Problem statement: Every line below that includes "Hinkelmann" counts toward the total. Report that total alone.

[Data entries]
#####

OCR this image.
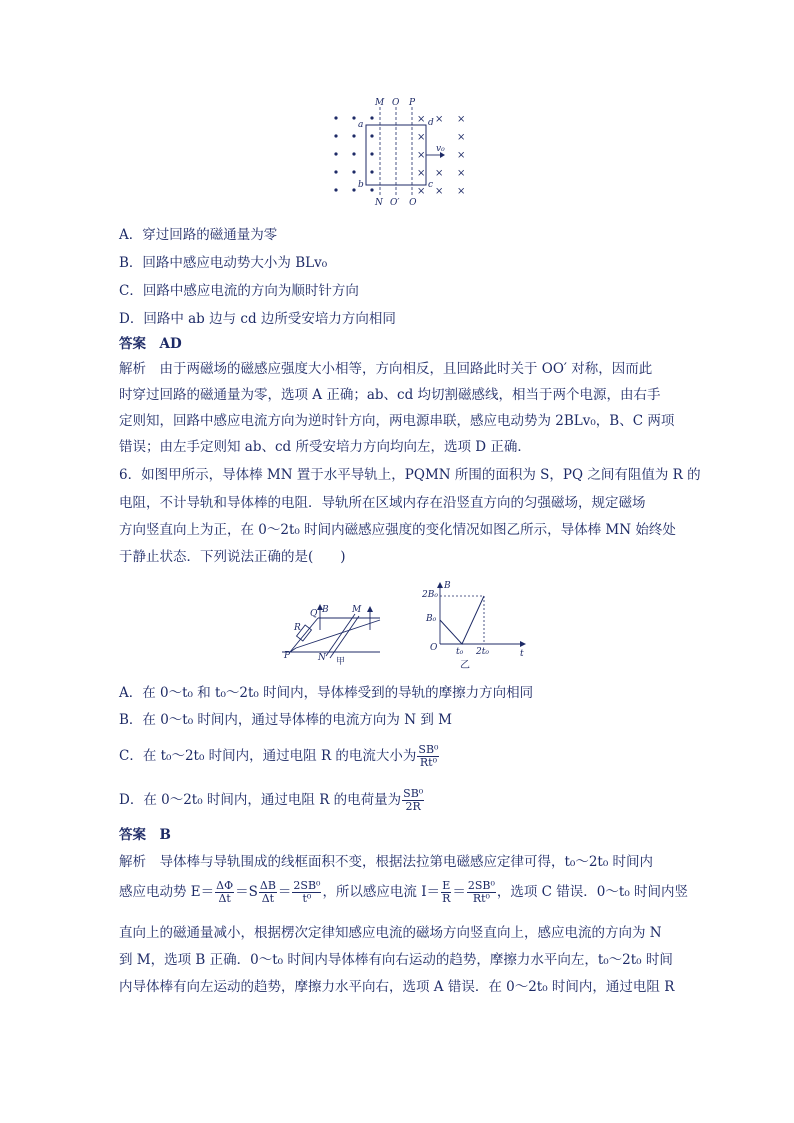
× × ×
×	×
×	×
× × ×
× × ×
M O P
a	d
b	c
N O′ Q
v₀
A．穿过回路的磁通量为零
B．回路中感应电动势大小为 BLv₀
C．回路中感应电流的方向为顺时针方向
D．回路中 ab 边与 cd 边所受安培力方向相同
答案　AD
解析　由于两磁场的磁感应强度大小相等，方向相反，且回路此时关于 OO′ 对称，因而此
时穿过回路的磁通量为零，选项 A 正确；ab、cd 均切割磁感线，相当于两个电源，由右手
定则知，回路中感应电流方向为逆时针方向，两电源串联，感应电动势为 2BLv₀，B、C 两项
错误；由左手定则知 ab、cd 所受安培力方向均向左，选项 D 正确．
6．如图甲所示，导体棒 MN 置于水平导轨上，PQMN 所围的面积为 S，PQ 之间有阻值为 R 的
电阻，不计导轨和导体棒的电阻．导轨所在区域内存在沿竖直方向的匀强磁场，规定磁场
方向竖直向上为正，在 0～2t₀ 时间内磁感应强度的变化情况如图乙所示，导体棒 MN 始终处
于静止状态．下列说法正确的是(　　)
Q B	M
R
P	N 甲
B
2B₀
B₀
O t₀ 2t₀	t
乙
A．在 0～t₀ 和 t₀～2t₀ 时间内，导体棒受到的导轨的摩擦力方向相同
B．在 0～t₀ 时间内，通过导体棒的电流方向为 N 到 M
C．在 t₀～2t₀ 时间内，通过电阻 R 的电流大小为 $\frac{\text{SB⁰}}{\text{Rt⁰}}$
D．在 0～2t₀ 时间内，通过电阻 R 的电荷量为 $\frac{\text{SB⁰}}{2R}$
答案　B
解析　导体棒与导轨围成的线框面积不变，根据法拉第电磁感应定律可得，t₀～2t₀ 时间内
感应电动势 $E= \frac{\Delta\Phi}{\Delta t} =S \frac{\Delta B}{\Delta t} = \frac{\text{2SB⁰}}{\text{t⁰}}$ ，所以感应电流 $I= \frac{E}{R} = \frac{\text{2SB⁰}}{\text{Rt⁰}}$ ，选项 C 错误．0～t₀ 时间内竖
直向上的磁通量减小，根据楞次定律知感应电流的磁场方向竖直向上，感应电流的方向为 N
到 M，选项 B 正确．0～t₀ 时间内导体棒有向右运动的趋势，摩擦力水平向左，t₀～2t₀ 时间
内导体棒有向左运动的趋势，摩擦力水平向右，选项 A 错误．在 0～2t₀ 时间内，通过电阻 R
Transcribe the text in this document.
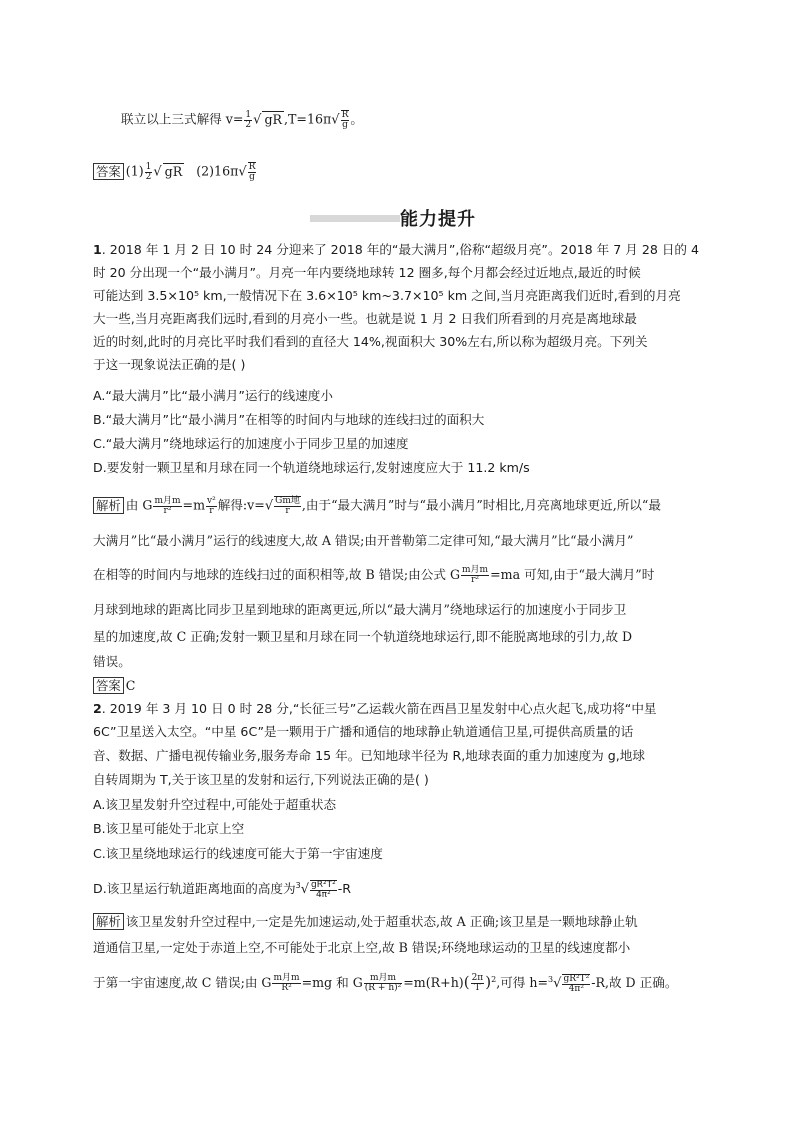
联立以上三式解得 $v= \frac{1}{2}$ √ gR $,T=16\pi√ \frac{R}{g}$ 。
答案 $(1) \frac{1}{2}$ √ gR $(2)16\pi√ \frac{R}{g}$
能力提升
1. 2018 年 1 月 2 日 10 时 24 分迎来了 2018 年的“最大满月”,俗称“超级月亮”。2018 年 7 月 28 日的 4
时 20 分出现一个“最小满月”。月亮一年内要绕地球转 12 圈多,每个月都会经过近地点,最近的时候
可能达到 3.5×10⁵ km,一般情况下在 3.6×10⁵ km~3.7×10⁵ km 之间,当月亮距离我们近时,看到的月亮
大一些,当月亮距离我们远时,看到的月亮小一些。也就是说 1 月 2 日我们所看到的月亮是离地球最
近的时刻,此时的月亮比平时我们看到的直径大 14%,视面积大 30%左右,所以称为超级月亮。下列关
于这一现象说法正确的是( )
A.“最大满月”比“最小满月”运行的线速度小
B.“最大满月”比“最小满月”在相等的时间内与地球的连线扫过的面积大
C.“最大满月”绕地球运行的加速度小于同步卫星的加速度
D.要发射一颗卫星和月球在同一个轨道绕地球运行,发射速度应大于 11.2 km/s
解析 由 G $\frac{\text{m月m}}{\text{r²}} =m \frac{\text{v²}}{r}$ 解得:v=√ $\frac{\text{Gm地}}{r}$ ,由于“最大满月”时与“最小满月”时相比,月亮离地球更近,所以“最
大满月”比“最小满月”运行的线速度大,故 A 错误;由开普勒第二定律可知,“最大满月”比“最小满月”
在相等的时间内与地球的连线扫过的面积相等,故 B 错误;由公式 G $\frac{\text{m月m}}{\text{r²}} =ma$ 可知,由于“最大满月”时
月球到地球的距离比同步卫星到地球的距离更远,所以“最大满月”绕地球运行的加速度小于同步卫
星的加速度,故 C 正确;发射一颗卫星和月球在同一个轨道绕地球运行,即不能脱离地球的引力,故 D
错误。
答案 C
2. 2019 年 3 月 10 日 0 时 28 分,“长征三号”乙运载火箭在西昌卫星发射中心点火起飞,成功将“中星
6C”卫星送入太空。“中星 6C”是一颗用于广播和通信的地球静止轨道通信卫星,可提供高质量的话
音、数据、广播电视传输业务,服务寿命 15 年。已知地球半径为 R,地球表面的重力加速度为 g,地球
自转周期为 T,关于该卫星的发射和运行,下列说法正确的是( )
A.该卫星发射升空过程中,可能处于超重状态
B.该卫星可能处于北京上空
C.该卫星绕地球运行的线速度可能大于第一宇宙速度
D.该卫星运行轨道距离地面的高度为$^3√ \frac{\text{gR²T²}}{\text{4π²}} -R$
解析 该卫星发射升空过程中,一定是先加速运动,处于超重状态,故 A 正确;该卫星是一颗地球静止轨
道通信卫星,一定处于赤道上空,不可能处于北京上空,故 B 错误;环绕地球运动的卫星的线速度都小
于第一宇宙速度,故 C 错误;由 G $\frac{\text{m月m}}{\text{R²}} =mg$ 和 G $\frac{\text{m月m}}{\text{(R + h)²}} =m(R+h)( \frac{2\pi}{T} )^2$,可得 $h=^3√ \frac{\text{gR²T²}}{\text{4π²}} -R$,故 D 正确。
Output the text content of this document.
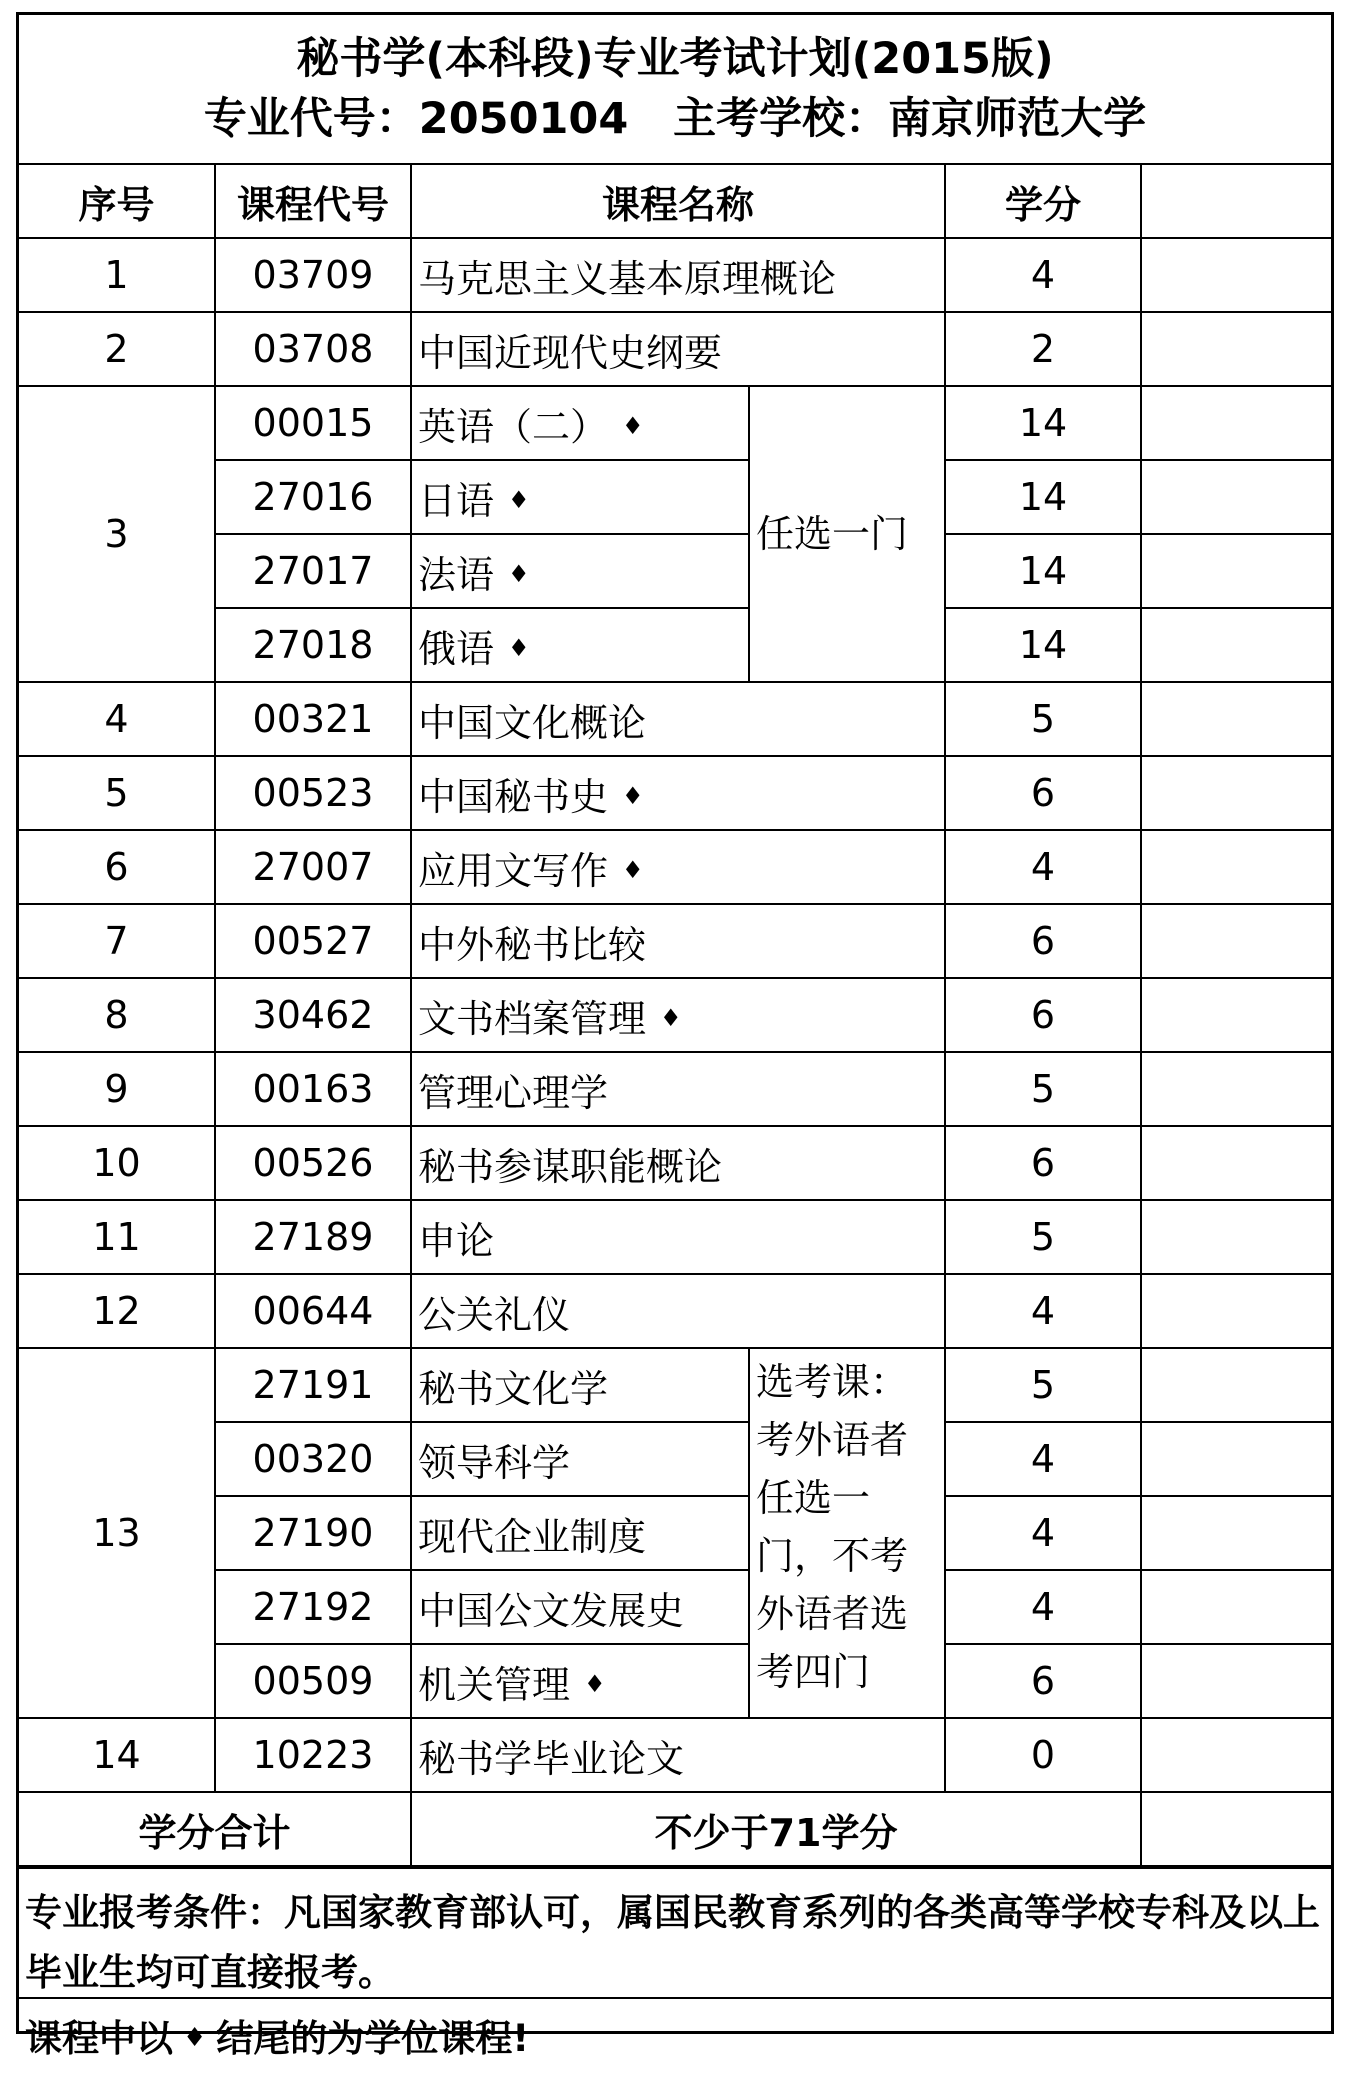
秘书学(本科段)专业考试计划(2015版)
专业代号：2050104   主考学校：南京师范大学
序号	课程代号	课程名称		学分	
1	03709	马克思主义基本原理概论		4	
2	03708	中国近现代史纲要		2	
3	00015	英语（二） ♦	任选一门	14	
	27016	日语 ♦		14	
	27017	法语 ♦		14	
	27018	俄语 ♦		14	
4	00321	中国文化概论		5	
5	00523	中国秘书史 ♦		6	
6	27007	应用文写作 ♦		4	
7	00527	中外秘书比较		6	
8	30462	文书档案管理 ♦		6	
9	00163	管理心理学		5	
10	00526	秘书参谋职能概论		6	
11	27189	申论		5	
12	00644	公关礼仪		4	
13	27191	秘书文化学	选考课：考外语者任选一门，不考外语者选考四门	5	
	00320	领导科学		4	
	27190	现代企业制度		4	
	27192	中国公文发展史		4	
	00509	机关管理 ♦		6	
14	10223	秘书学毕业论文		0	
学分合计		不少于71学分			
专业报考条件：凡国家教育部认可，属国民教育系列的各类高等学校专科及以上毕业生均可直接报考。
课程中以 ♦ 结尾的为学位课程!
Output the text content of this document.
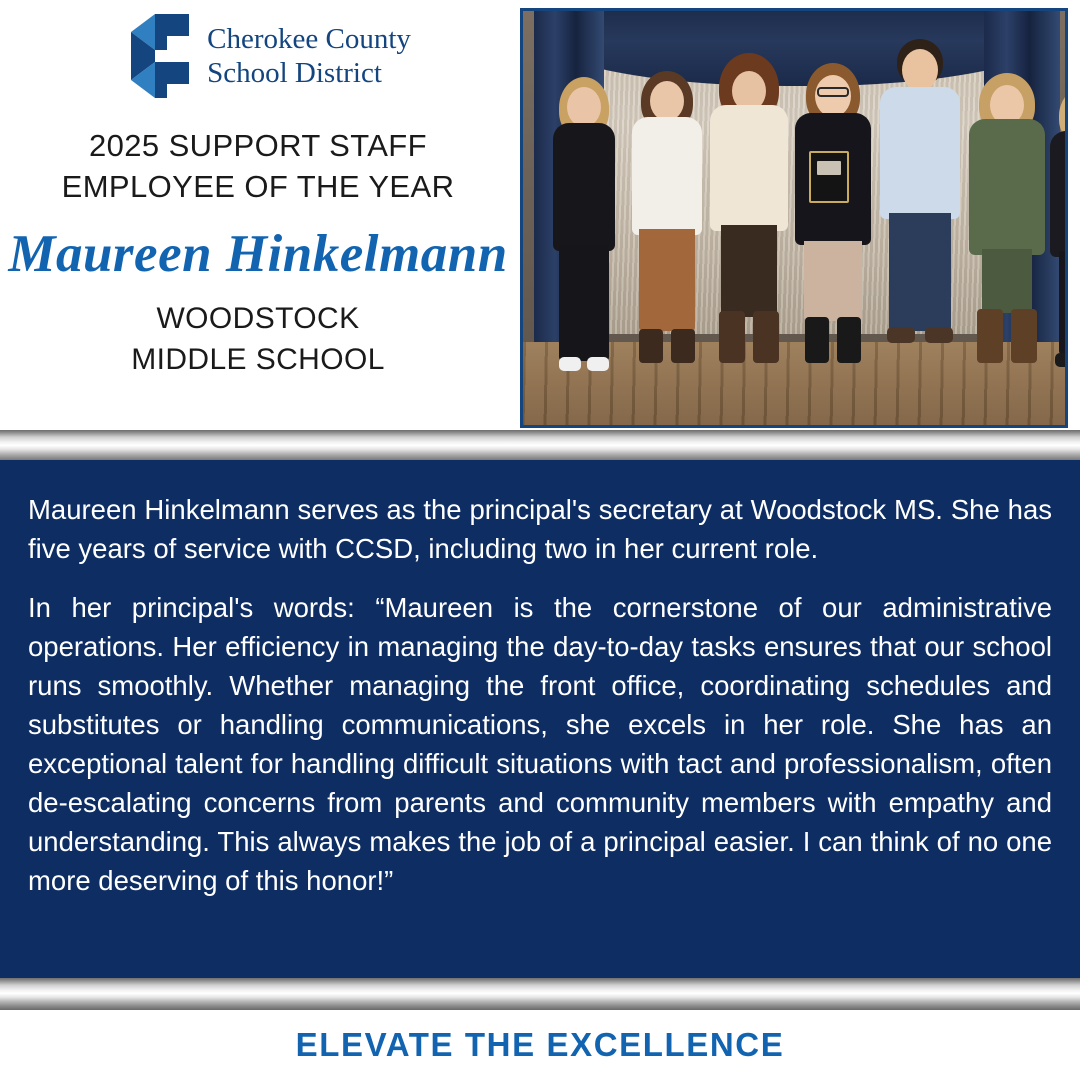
Cherokee County
School District
2025 SUPPORT STAFF
EMPLOYEE OF THE YEAR
Maureen Hinkelmann
WOODSTOCK
MIDDLE SCHOOL

Maureen Hinkelmann serves as the principal's secretary at Woodstock MS. She has five years of service with CCSD, including two in her current role.

In her principal's words: “Maureen is the cornerstone of our administrative operations. Her efficiency in managing the day-to-day tasks ensures that our school runs smoothly. Whether managing the front office, coordinating schedules and substitutes or handling communications, she excels in her role. She has an exceptional talent for handling difficult situations with tact and professionalism, often de-escalating concerns from parents and community members with empathy and understanding. This always makes the job of a principal easier. I can think of no one more deserving of this honor!”

ELEVATE THE EXCELLENCE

#####

Solution to this problem: 2